Task instructions:
Reproduce all entries verbatim, with nothing added or dropped.

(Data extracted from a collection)
[START]

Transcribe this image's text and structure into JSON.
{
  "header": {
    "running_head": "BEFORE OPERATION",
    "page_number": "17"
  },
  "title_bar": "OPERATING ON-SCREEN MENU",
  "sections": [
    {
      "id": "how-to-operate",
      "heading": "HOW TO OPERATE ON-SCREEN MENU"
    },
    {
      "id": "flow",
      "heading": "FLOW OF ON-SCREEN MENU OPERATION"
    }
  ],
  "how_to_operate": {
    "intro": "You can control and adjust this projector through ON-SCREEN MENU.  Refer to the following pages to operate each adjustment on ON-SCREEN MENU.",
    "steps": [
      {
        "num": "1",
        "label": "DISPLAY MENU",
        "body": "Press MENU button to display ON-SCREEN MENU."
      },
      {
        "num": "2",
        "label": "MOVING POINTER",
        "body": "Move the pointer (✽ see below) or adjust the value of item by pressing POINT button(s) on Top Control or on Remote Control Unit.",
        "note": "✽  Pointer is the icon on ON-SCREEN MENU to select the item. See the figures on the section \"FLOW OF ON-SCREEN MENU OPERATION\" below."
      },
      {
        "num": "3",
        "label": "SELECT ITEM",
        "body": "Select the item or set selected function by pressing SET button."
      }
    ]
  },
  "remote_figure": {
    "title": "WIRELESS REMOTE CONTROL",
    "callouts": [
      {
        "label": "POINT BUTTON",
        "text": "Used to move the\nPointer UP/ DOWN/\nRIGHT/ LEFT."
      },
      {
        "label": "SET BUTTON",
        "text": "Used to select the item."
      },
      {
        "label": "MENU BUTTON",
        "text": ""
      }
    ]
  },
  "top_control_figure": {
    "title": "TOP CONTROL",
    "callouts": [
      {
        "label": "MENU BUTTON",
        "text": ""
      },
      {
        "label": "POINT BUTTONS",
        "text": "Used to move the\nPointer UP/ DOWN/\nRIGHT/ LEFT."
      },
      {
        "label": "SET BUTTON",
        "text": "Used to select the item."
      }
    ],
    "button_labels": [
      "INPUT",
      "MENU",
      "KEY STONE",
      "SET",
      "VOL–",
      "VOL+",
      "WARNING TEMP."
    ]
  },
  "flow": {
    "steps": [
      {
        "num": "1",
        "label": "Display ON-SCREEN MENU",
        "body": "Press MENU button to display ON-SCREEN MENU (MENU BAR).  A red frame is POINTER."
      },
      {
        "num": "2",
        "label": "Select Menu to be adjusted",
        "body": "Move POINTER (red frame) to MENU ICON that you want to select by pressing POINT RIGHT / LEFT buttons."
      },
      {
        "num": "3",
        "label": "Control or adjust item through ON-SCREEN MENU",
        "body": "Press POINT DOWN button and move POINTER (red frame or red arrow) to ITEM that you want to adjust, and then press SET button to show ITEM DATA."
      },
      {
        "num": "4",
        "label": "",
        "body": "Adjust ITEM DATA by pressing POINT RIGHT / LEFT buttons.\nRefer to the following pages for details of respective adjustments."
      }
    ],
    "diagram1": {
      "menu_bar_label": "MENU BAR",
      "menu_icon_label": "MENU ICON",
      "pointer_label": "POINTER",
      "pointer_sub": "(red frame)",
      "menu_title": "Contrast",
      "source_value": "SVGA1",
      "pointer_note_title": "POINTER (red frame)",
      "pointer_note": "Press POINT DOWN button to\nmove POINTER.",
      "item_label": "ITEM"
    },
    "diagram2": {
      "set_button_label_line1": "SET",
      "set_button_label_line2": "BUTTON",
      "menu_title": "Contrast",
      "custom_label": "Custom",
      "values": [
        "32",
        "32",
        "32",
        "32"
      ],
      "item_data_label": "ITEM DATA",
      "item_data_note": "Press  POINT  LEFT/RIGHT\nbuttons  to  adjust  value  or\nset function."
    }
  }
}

[END]

Expected answer:
Transcribe this image's text and structure into JSON.
{
  "header": {
    "running_head": "BEFORE OPERATION",
    "page_number": "17"
  },
  "title_bar": "OPERATING ON-SCREEN MENU",
  "sections": [
    {
      "id": "how-to-operate",
      "heading": "HOW TO OPERATE ON-SCREEN MENU"
    },
    {
      "id": "flow",
      "heading": "FLOW OF ON-SCREEN MENU OPERATION"
    }
  ],
  "how_to_operate": {
    "intro": "You can control and adjust this projector through ON-SCREEN MENU.  Refer to the following pages to operate each adjustment on ON-SCREEN MENU.",
    "steps": [
      {
        "num": "1",
        "label": "DISPLAY MENU",
        "body": "Press MENU button to display ON-SCREEN MENU."
      },
      {
        "num": "2",
        "label": "MOVING POINTER",
        "body": "Move the pointer (✽ see below) or adjust the value of item by pressing POINT button(s) on Top Control or on Remote Control Unit.",
        "note": "✽  Pointer is the icon on ON-SCREEN MENU to select the item. See the figures on the section \"FLOW OF ON-SCREEN MENU OPERATION\" below."
      },
      {
        "num": "3",
        "label": "SELECT ITEM",
        "body": "Select the item or set selected function by pressing SET button."
      }
    ]
  },
  "remote_figure": {
    "title": "WIRELESS REMOTE CONTROL",
    "callouts": [
      {
        "label": "POINT BUTTON",
        "text": "Used to move the\nPointer UP/ DOWN/\nRIGHT/ LEFT."
      },
      {
        "label": "SET BUTTON",
        "text": "Used to select the item."
      },
      {
        "label": "MENU BUTTON",
        "text": ""
      }
    ]
  },
  "top_control_figure": {
    "title": "TOP CONTROL",
    "callouts": [
      {
        "label": "MENU BUTTON",
        "text": ""
      },
      {
        "label": "POINT BUTTONS",
        "text": "Used to move the\nPointer UP/ DOWN/\nRIGHT/ LEFT."
      },
      {
        "label": "SET BUTTON",
        "text": "Used to select the item."
      }
    ],
    "button_labels": [
      "INPUT",
      "MENU",
      "KEY STONE",
      "SET",
      "VOL–",
      "VOL+",
      "WARNING TEMP."
    ]
  },
  "flow": {
    "steps": [
      {
        "num": "1",
        "label": "Display ON-SCREEN MENU",
        "body": "Press MENU button to display ON-SCREEN MENU (MENU BAR).  A red frame is POINTER."
      },
      {
        "num": "2",
        "label": "Select Menu to be adjusted",
        "body": "Move POINTER (red frame) to MENU ICON that you want to select by pressing POINT RIGHT / LEFT buttons."
      },
      {
        "num": "3",
        "label": "Control or adjust item through ON-SCREEN MENU",
        "body": "Press POINT DOWN button and move POINTER (red frame or red arrow) to ITEM that you want to adjust, and then press SET button to show ITEM DATA."
      },
      {
        "num": "4",
        "label": "",
        "body": "Adjust ITEM DATA by pressing POINT RIGHT / LEFT buttons.\nRefer to the following pages for details of respective adjustments."
      }
    ],
    "diagram1": {
      "menu_bar_label": "MENU BAR",
      "menu_icon_label": "MENU ICON",
      "pointer_label": "POINTER",
      "pointer_sub": "(red frame)",
      "menu_title": "Contrast",
      "source_value": "SVGA1",
      "pointer_note_title": "POINTER (red frame)",
      "pointer_note": "Press POINT DOWN button to\nmove POINTER.",
      "item_label": "ITEM"
    },
    "diagram2": {
      "set_button_label_line1": "SET",
      "set_button_label_line2": "BUTTON",
      "menu_title": "Contrast",
      "custom_label": "Custom",
      "values": [
        "32",
        "32",
        "32",
        "32"
      ],
      "item_data_label": "ITEM DATA",
      "item_data_note": "Press  POINT  LEFT/RIGHT\nbuttons  to  adjust  value  or\nset function."
    }
  }
}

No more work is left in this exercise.